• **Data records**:
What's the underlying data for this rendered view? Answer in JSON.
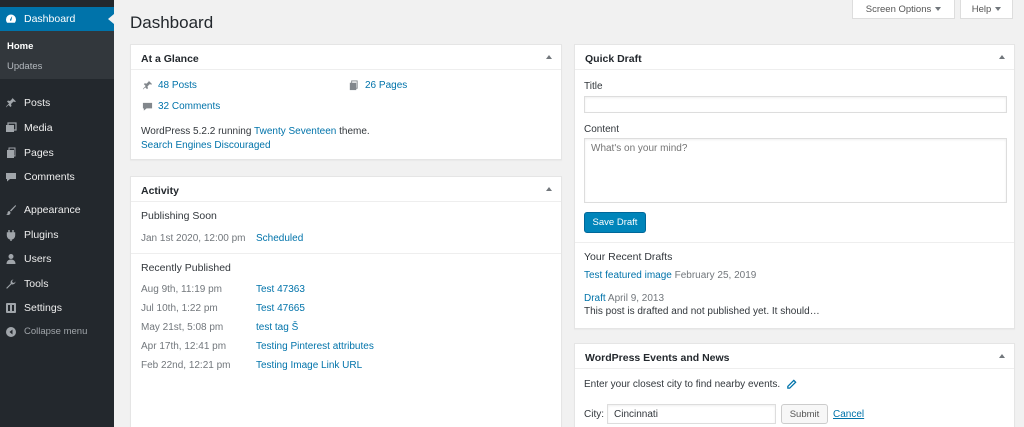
{
  "sidebar": {
    "dashboard_label": "Dashboard",
    "submenu": {
      "home": "Home",
      "updates": "Updates"
    },
    "items": [
      {
        "label": "Posts",
        "icon": "pin-icon"
      },
      {
        "label": "Media",
        "icon": "media-icon"
      },
      {
        "label": "Pages",
        "icon": "pages-icon"
      },
      {
        "label": "Comments",
        "icon": "comment-icon"
      },
      {
        "label": "Appearance",
        "icon": "brush-icon"
      },
      {
        "label": "Plugins",
        "icon": "plugin-icon"
      },
      {
        "label": "Users",
        "icon": "users-icon"
      },
      {
        "label": "Tools",
        "icon": "wrench-icon"
      },
      {
        "label": "Settings",
        "icon": "settings-icon"
      },
      {
        "label": "Collapse menu",
        "icon": "collapse-icon"
      }
    ]
  },
  "header": {
    "title": "Dashboard",
    "screen_options": "Screen Options",
    "help": "Help"
  },
  "at_a_glance": {
    "title": "At a Glance",
    "posts": "48 Posts",
    "pages": "26 Pages",
    "comments": "32 Comments",
    "wp_text_before": "WordPress 5.2.2 running",
    "theme": "Twenty Seventeen",
    "wp_text_after": "theme.",
    "search_engines": "Search Engines Discouraged"
  },
  "activity": {
    "title": "Activity",
    "publishing_soon": "Publishing Soon",
    "scheduled": [
      {
        "date": "Jan 1st 2020, 12:00 pm",
        "title": "Scheduled"
      }
    ],
    "recently_published": "Recently Published",
    "published": [
      {
        "date": "Aug 9th, 11:19 pm",
        "title": "Test 47363"
      },
      {
        "date": "Jul 10th, 1:22 pm",
        "title": "Test 47665"
      },
      {
        "date": "May 21st, 5:08 pm",
        "title": "test tag Š"
      },
      {
        "date": "Apr 17th, 12:41 pm",
        "title": "Testing Pinterest attributes"
      },
      {
        "date": "Feb 22nd, 12:21 pm",
        "title": "Testing Image Link URL"
      }
    ]
  },
  "quick_draft": {
    "title": "Quick Draft",
    "title_label": "Title",
    "title_value": "",
    "content_label": "Content",
    "content_placeholder": "What's on your mind?",
    "save_button": "Save Draft",
    "recent_heading": "Your Recent Drafts",
    "drafts": [
      {
        "title": "Test featured image",
        "date": "February 25, 2019"
      },
      {
        "title": "Draft",
        "date": "April 9, 2013",
        "excerpt": "This post is drafted and not published yet. It should…"
      }
    ]
  },
  "events": {
    "title": "WordPress Events and News",
    "prompt": "Enter your closest city to find nearby events.",
    "city_label": "City:",
    "city_value": "Cincinnati",
    "submit": "Submit",
    "cancel": "Cancel"
  },
  "colors": {
    "sidebar_bg": "#23282d",
    "accent": "#0073aa",
    "primary_button": "#0085ba",
    "page_bg": "#f1f1f1"
  }
}
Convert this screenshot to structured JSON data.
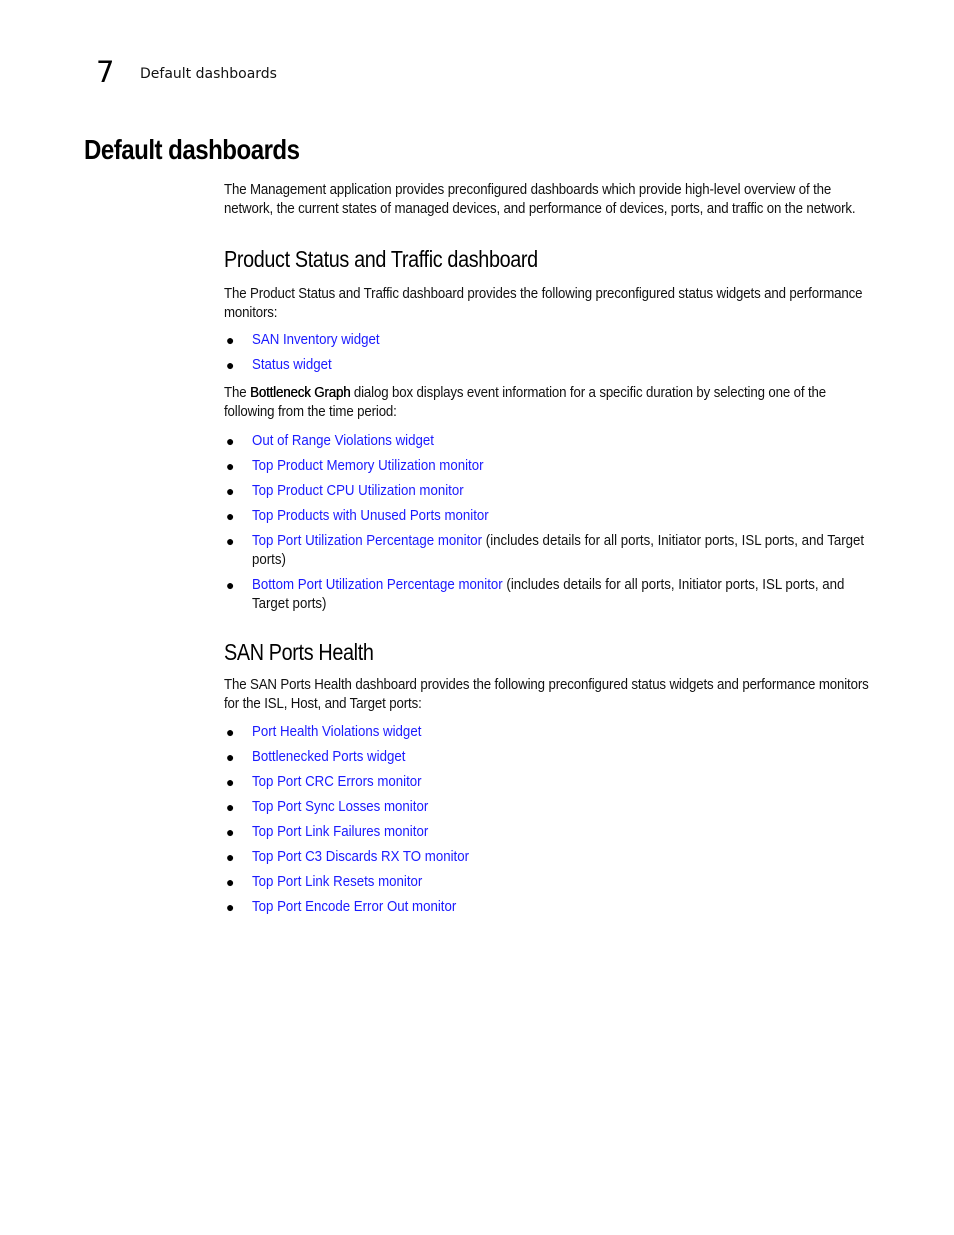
{
  "header": {
    "chapter_number": "7",
    "chapter_title": "Default dashboards"
  },
  "page_title": "Default dashboards",
  "intro": "The Management application provides preconfigured dashboards which provide high-level overview of the network, the current states of managed devices, and performance of devices, ports, and traffic on the network.",
  "sections": {
    "product_status": {
      "heading": "Product Status and Traffic dashboard",
      "intro": "The Product Status and Traffic dashboard provides the following preconfigured status widgets and performance monitors:",
      "widgets": [
        {
          "label": "SAN Inventory widget"
        },
        {
          "label": "Status widget"
        }
      ],
      "bottleneck_text": {
        "prefix": "The ",
        "bold": "Bottleneck Graph",
        "suffix": " dialog box displays event information for a specific duration by selecting one of the following from the time period:"
      },
      "monitors": [
        {
          "label": "Out of Range Violations widget",
          "note": ""
        },
        {
          "label": "Top Product Memory Utilization monitor",
          "note": ""
        },
        {
          "label": "Top Product CPU Utilization monitor",
          "note": ""
        },
        {
          "label": "Top Products with Unused Ports monitor",
          "note": ""
        },
        {
          "label": "Top Port Utilization Percentage monitor",
          "note": " (includes details for all ports, Initiator ports, ISL ports, and Target ports)"
        },
        {
          "label": "Bottom Port Utilization Percentage monitor",
          "note": " (includes details for all ports, Initiator ports, ISL ports, and Target ports)"
        }
      ]
    },
    "san_ports_health": {
      "heading": "SAN Ports Health",
      "intro": "The SAN Ports Health dashboard provides the following preconfigured status widgets and performance monitors for the ISL, Host, and Target ports:",
      "items": [
        {
          "label": "Port Health Violations widget"
        },
        {
          "label": "Bottlenecked Ports widget"
        },
        {
          "label": "Top Port CRC Errors monitor"
        },
        {
          "label": "Top Port Sync Losses monitor"
        },
        {
          "label": "Top Port Link Failures monitor"
        },
        {
          "label": "Top Port C3 Discards RX TO monitor"
        },
        {
          "label": "Top Port Link Resets monitor"
        },
        {
          "label": "Top Port Encode Error Out monitor"
        }
      ]
    }
  },
  "colors": {
    "link": "#1a1aff",
    "text": "#111111"
  }
}
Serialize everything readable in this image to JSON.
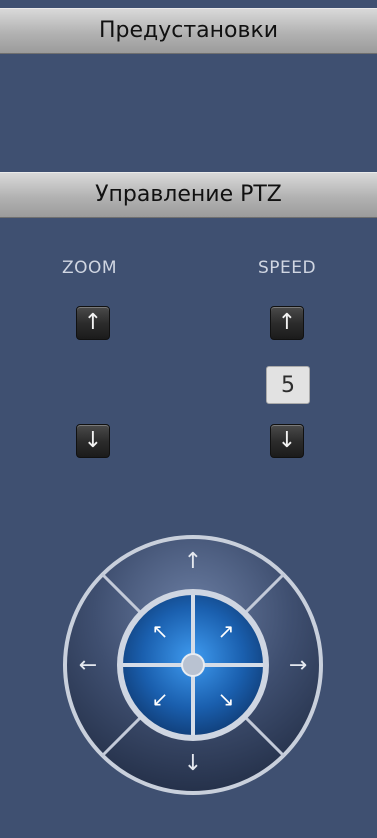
{
  "panels": {
    "presets_title": "Предустановки",
    "ptz_title": "Управление PTZ"
  },
  "zoom": {
    "label": "ZOOM",
    "up_icon": "arrow-up-icon",
    "down_icon": "arrow-down-icon"
  },
  "speed": {
    "label": "SPEED",
    "value": "5",
    "up_icon": "arrow-up-icon",
    "down_icon": "arrow-down-icon"
  },
  "colors": {
    "background": "#3f5071",
    "header_bar": "#b8b8b8",
    "joystick_inner": "#1f67b5",
    "joystick_outer": "#3c4c6c"
  }
}
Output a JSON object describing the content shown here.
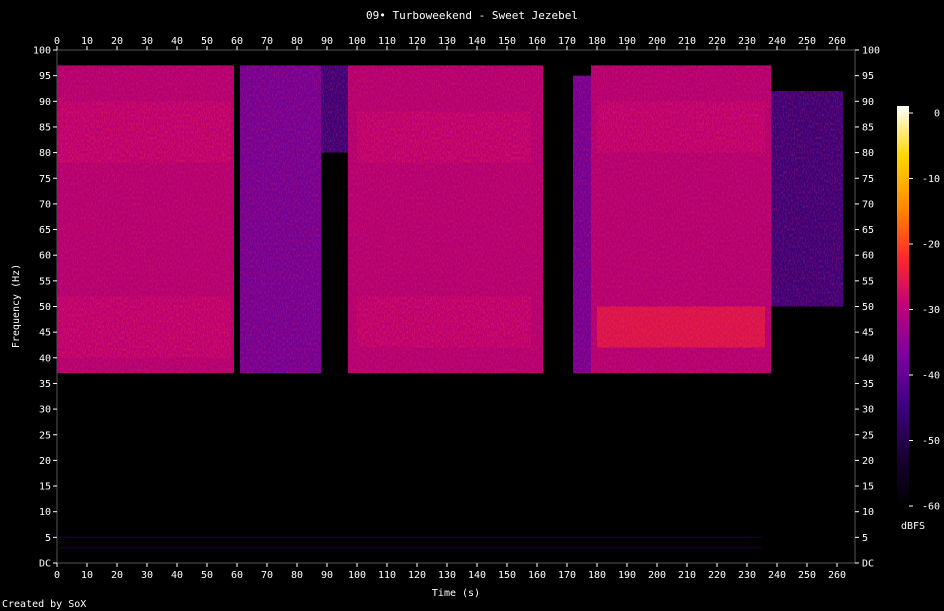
{
  "chart_data": {
    "type": "heatmap",
    "title": "09• Turboweekend - Sweet Jezebel",
    "xlabel": "Time (s)",
    "ylabel": "Frequency (Hz)",
    "colorbar_label": "dBFS",
    "credit": "Created by SoX",
    "xlim": [
      0,
      266
    ],
    "ylim": [
      0,
      100
    ],
    "x_ticks": [
      0,
      10,
      20,
      30,
      40,
      50,
      60,
      70,
      80,
      90,
      100,
      110,
      120,
      130,
      140,
      150,
      160,
      170,
      180,
      190,
      200,
      210,
      220,
      230,
      240,
      250,
      260
    ],
    "y_ticks": [
      "DC",
      "5",
      "10",
      "15",
      "20",
      "25",
      "30",
      "35",
      "40",
      "45",
      "50",
      "55",
      "60",
      "65",
      "70",
      "75",
      "80",
      "85",
      "90",
      "95",
      "100"
    ],
    "colorbar_ticks": [
      "0",
      "-10",
      "-20",
      "-30",
      "-40",
      "-50",
      "-60"
    ],
    "color_scale": [
      "#000000",
      "#1a0033",
      "#3d0080",
      "#7a00a0",
      "#c0007a",
      "#ff2a2a",
      "#ff8c00",
      "#ffd700",
      "#ffffff"
    ],
    "energy_bands": [
      {
        "t_start": 0,
        "t_end": 59,
        "f_low": 37,
        "f_high": 97,
        "level_dbfs": -33
      },
      {
        "t_start": 61,
        "t_end": 88,
        "f_low": 37,
        "f_high": 97,
        "level_dbfs": -34
      },
      {
        "t_start": 88,
        "t_end": 97,
        "f_low": 80,
        "f_high": 97,
        "level_dbfs": -42
      },
      {
        "t_start": 97,
        "t_end": 162,
        "f_low": 37,
        "f_high": 97,
        "level_dbfs": -33
      },
      {
        "t_start": 172,
        "t_end": 178,
        "f_low": 37,
        "f_high": 95,
        "level_dbfs": -36
      },
      {
        "t_start": 178,
        "t_end": 238,
        "f_low": 37,
        "f_high": 97,
        "level_dbfs": -31
      },
      {
        "t_start": 238,
        "t_end": 262,
        "f_low": 50,
        "f_high": 92,
        "level_dbfs": -45
      }
    ],
    "hot_regions": [
      {
        "t_start": 0,
        "t_end": 58,
        "f_low": 40,
        "f_high": 52,
        "level_dbfs": -28
      },
      {
        "t_start": 0,
        "t_end": 58,
        "f_low": 78,
        "f_high": 90,
        "level_dbfs": -29
      },
      {
        "t_start": 100,
        "t_end": 158,
        "f_low": 42,
        "f_high": 52,
        "level_dbfs": -29
      },
      {
        "t_start": 100,
        "t_end": 158,
        "f_low": 78,
        "f_high": 88,
        "level_dbfs": -30
      },
      {
        "t_start": 180,
        "t_end": 236,
        "f_low": 42,
        "f_high": 50,
        "level_dbfs": -26
      },
      {
        "t_start": 180,
        "t_end": 236,
        "f_low": 80,
        "f_high": 90,
        "level_dbfs": -27
      }
    ],
    "low_freq_lines": [
      {
        "t_start": 0,
        "t_end": 235,
        "freq": 5,
        "level_dbfs": -50
      },
      {
        "t_start": 0,
        "t_end": 235,
        "freq": 3,
        "level_dbfs": -52
      }
    ]
  }
}
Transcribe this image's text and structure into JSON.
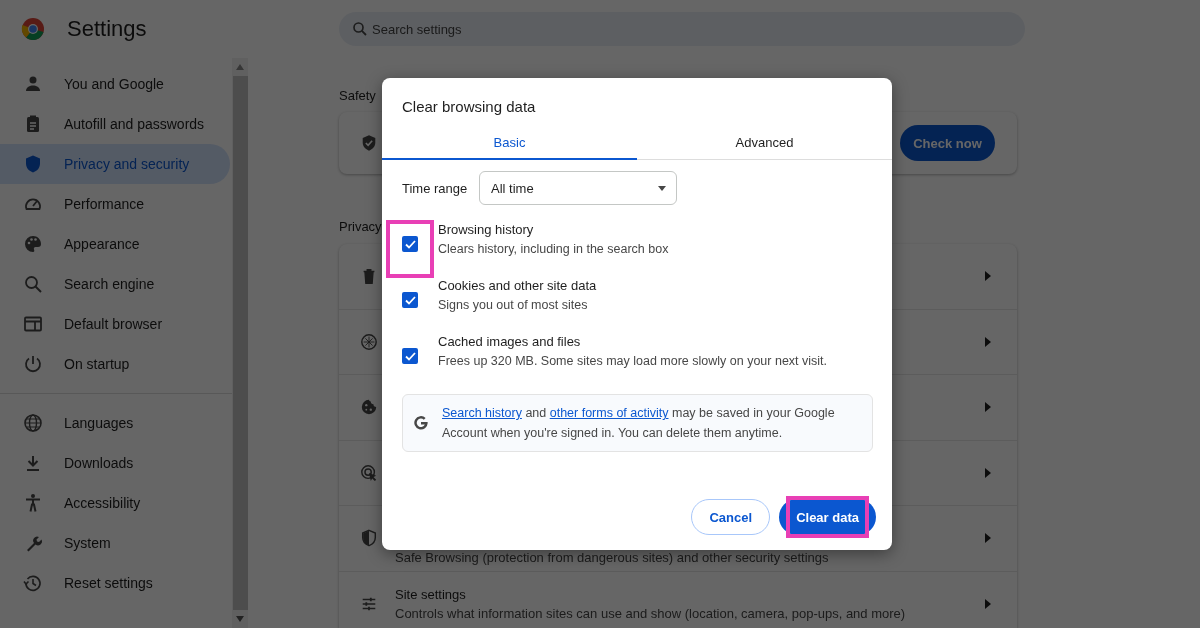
{
  "header": {
    "title": "Settings",
    "search": {
      "placeholder": "Search settings"
    }
  },
  "sidebar": {
    "groups": [
      [
        {
          "label": "You and Google",
          "selected": false
        },
        {
          "label": "Autofill and passwords",
          "selected": false
        },
        {
          "label": "Privacy and security",
          "selected": true
        },
        {
          "label": "Performance",
          "selected": false
        },
        {
          "label": "Appearance",
          "selected": false
        },
        {
          "label": "Search engine",
          "selected": false
        },
        {
          "label": "Default browser",
          "selected": false
        },
        {
          "label": "On startup",
          "selected": false
        }
      ],
      [
        {
          "label": "Languages",
          "selected": false
        },
        {
          "label": "Downloads",
          "selected": false
        },
        {
          "label": "Accessibility",
          "selected": false
        },
        {
          "label": "System",
          "selected": false
        },
        {
          "label": "Reset settings",
          "selected": false
        }
      ]
    ]
  },
  "main": {
    "safety": {
      "heading": "Safety",
      "button": "Check now"
    },
    "privacy": {
      "heading": "Privacy",
      "rows": [
        {},
        {},
        {},
        {},
        {
          "subtitle": "Safe Browsing (protection from dangerous sites) and other security settings"
        },
        {
          "title": "Site settings",
          "subtitle": "Controls what information sites can use and show (location, camera, pop-ups, and more)"
        }
      ]
    }
  },
  "dialog": {
    "title": "Clear browsing data",
    "tabs": [
      {
        "label": "Basic",
        "selected": true
      },
      {
        "label": "Advanced",
        "selected": false
      }
    ],
    "time_range": {
      "label": "Time range",
      "value": "All time"
    },
    "options": [
      {
        "label": "Browsing history",
        "description": "Clears history, including in the search box",
        "checked": true,
        "highlighted": true
      },
      {
        "label": "Cookies and other site data",
        "description": "Signs you out of most sites",
        "checked": true,
        "highlighted": false
      },
      {
        "label": "Cached images and files",
        "description": "Frees up 320 MB. Some sites may load more slowly on your next visit.",
        "checked": true,
        "highlighted": false
      }
    ],
    "notice": [
      {
        "kind": "link",
        "text": "Search history"
      },
      {
        "kind": "text",
        "text": " and "
      },
      {
        "kind": "link",
        "text": "other forms of activity"
      },
      {
        "kind": "text",
        "text": " may be saved in your Google Account when you're signed in. You can delete them anytime."
      }
    ],
    "buttons": [
      {
        "label": "Cancel",
        "kind": "secondary",
        "highlighted": false
      },
      {
        "label": "Clear data",
        "kind": "primary",
        "highlighted": true
      }
    ]
  }
}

• **Task statement**: Go through the records above, find every line with the word "from", and list those lines.

• **Exercise output**:
        "suffix": " dialog box displays event information for a specific duration by selecting one of the following from the time period:"
          "subtitle": "Safe Browsing (protection from dangerous sites) and other security settings"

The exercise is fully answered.